Thomas Flynn Edgar (born April 17, 1945) is an American chemical engineer.  

He was elected a member of the National Academy of Engineering in 2014 for contributions to mathematical modeling, optimization, and automatic control of chemical and microelectronics processes, and for professional leadership. 

Edgar is the George T. and Gladys H. Abell Chair in Chemical Engineering at the University of Texas at Austin.

Education 
Edgar received his B.S. in chemical engineering in 1967 from the University of Kansas and his Ph.D. in chemical engineering in 1971 from Princeton University. Edgar worked briefly as a process engineer with the Continental Oil Company before joining the UT's chemical engineering faculty in 1971. He served as Department Chair of Chemical Engineering (1985-93), Associate Dean of Engineering (1993-96), and Associate Vice President for Academic Computing (1996-2001) at UT-Austin. In 2012 he became the Director of the University of Texas at Austin Energy Institute.

Academic career 
Edgar’s academic work has focused on process modeling, control, and optimization. He has published over 500 articles and book chapters in the above fields applied to separations, chemical reactors, energy systems, and semiconductor manufacturing. He has supervised the research of over 45 M.S. and 80 Ph.D. students. He also co-directs the Texas-Wisconsin-California Control Consortium which involves 13 companies and four universities.
Edgar authored the textbook Coal Processing and Pollution Control Technology (Gulf Publishing, 1983), and co-authored the textbooks Optimization of Chemical Processes (McGraw-Hill, 2001) and Process Dynamics and Control (Wiley, 2010). The first edition of Process Dynamics and Control received the 1990 American Society of Engineering Education (ASEE) Meriam-Wiley Award as the top engineering textbook, and the book (now in its third edition) is used at over 60 universities in the U.S. He was the lead author for the Process Control section for the last two editions of Perry's Chemical Engineers' Handbook.

**EXERCISE AIM**
Please extend the biography of Thomas Flynn Edgar above, starting right after its last sentence.

**STORED ROWS**
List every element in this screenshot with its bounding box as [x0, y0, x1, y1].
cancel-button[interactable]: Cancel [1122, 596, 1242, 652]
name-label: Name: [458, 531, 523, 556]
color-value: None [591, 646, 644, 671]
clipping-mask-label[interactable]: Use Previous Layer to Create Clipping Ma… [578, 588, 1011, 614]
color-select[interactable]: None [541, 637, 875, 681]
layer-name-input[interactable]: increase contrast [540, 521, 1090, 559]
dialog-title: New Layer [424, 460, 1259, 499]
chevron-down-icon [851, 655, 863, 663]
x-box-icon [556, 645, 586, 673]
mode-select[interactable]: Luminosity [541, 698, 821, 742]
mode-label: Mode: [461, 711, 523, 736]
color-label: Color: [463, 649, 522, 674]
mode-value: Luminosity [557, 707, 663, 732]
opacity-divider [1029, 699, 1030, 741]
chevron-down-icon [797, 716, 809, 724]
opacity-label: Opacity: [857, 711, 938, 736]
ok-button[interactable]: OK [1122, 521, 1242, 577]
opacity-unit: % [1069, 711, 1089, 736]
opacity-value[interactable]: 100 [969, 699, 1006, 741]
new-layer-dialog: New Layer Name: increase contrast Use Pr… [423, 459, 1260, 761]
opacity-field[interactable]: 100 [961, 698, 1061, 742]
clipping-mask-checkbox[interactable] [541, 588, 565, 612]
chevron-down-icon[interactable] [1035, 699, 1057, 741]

**ANSWER FOR THE TASK**
Edgar served as Chair of the American Institute of Chemical Engineers' (AIChE) Computing and Systems Technology Division in 1986. He was President of the Computer Aids for Chemical Engineering Education (CACHE) Corporation from 1981 to 1984 and has served as Executive Director of CACHE since 2001. He was President of the American Automatic Control Council between 1989 and 1991, which oversees the control activities of eight U.S. professional societies. He is board secretary of Pecan Street, Inc. (Austin, TX), which deals with renewable energy and smart grids, and also served on the ABET Board of Directors (2011-2013) and the Board of the Smart Manufacturing Leadership Coalition.
Edgar was a Director of AIChE from 1989-92, and he was elected Vice President of AIChE for 1996 and President for 1997. He was Chair of the AIChE Foundation from 2002-2008. He also served as Vice-Chair and Chair of the Council for Chemical Research (1991-93). He served as a representative of AIChE on the Engineering Accreditation Commission from 2005-2010. He was founding general editor of the technical journal, In Situ, and has participated on six editorial boards and five university advisory committees. Edgar has been a consultant to several companies, including AMD, Texas Instruments, Emerson Process Management, Applied Materials, and Chemstations.

Recognition
Edgar received the Outstanding AIChE Student Chapter Counselor Award in 1974, AIChE’s Colburn Award for research contributions in 1980 and Computing in Chemical Engineering Award in 1995, the AIChE Lewis Award in 2005, the F. J. & Dorothy Van Antwerpen Award in 2010, and the Research Excellence in Sustainable Engineering Award in 2013; the ASEE George Westinghouse Young Educator Award in 1988 and Union Carbide Chemical Engineering Division Lectureship in 1996; the 1992 John R. Ragazzini Education Award from the American Automatic Control Council; the 1993 Donald P. Eckman Education Award from ISA and the Pruitt Award from the Council for Chemical Research in 2009. He received the Joe J. King Professional Engineering Achievement Award from the University of Texas in 1989, the Distinguished Engineering Service Award from the University of Kansas in 1990, and the Control Engineering Prize from IFAC in 2005. He is listed in Who’s Who in America and Who’s Who in Engineering and is a Fellow of AIChE, IFAC, and ASEE. In 2007 he was selected by Control Magazine for the Process Automation Hall of Fame.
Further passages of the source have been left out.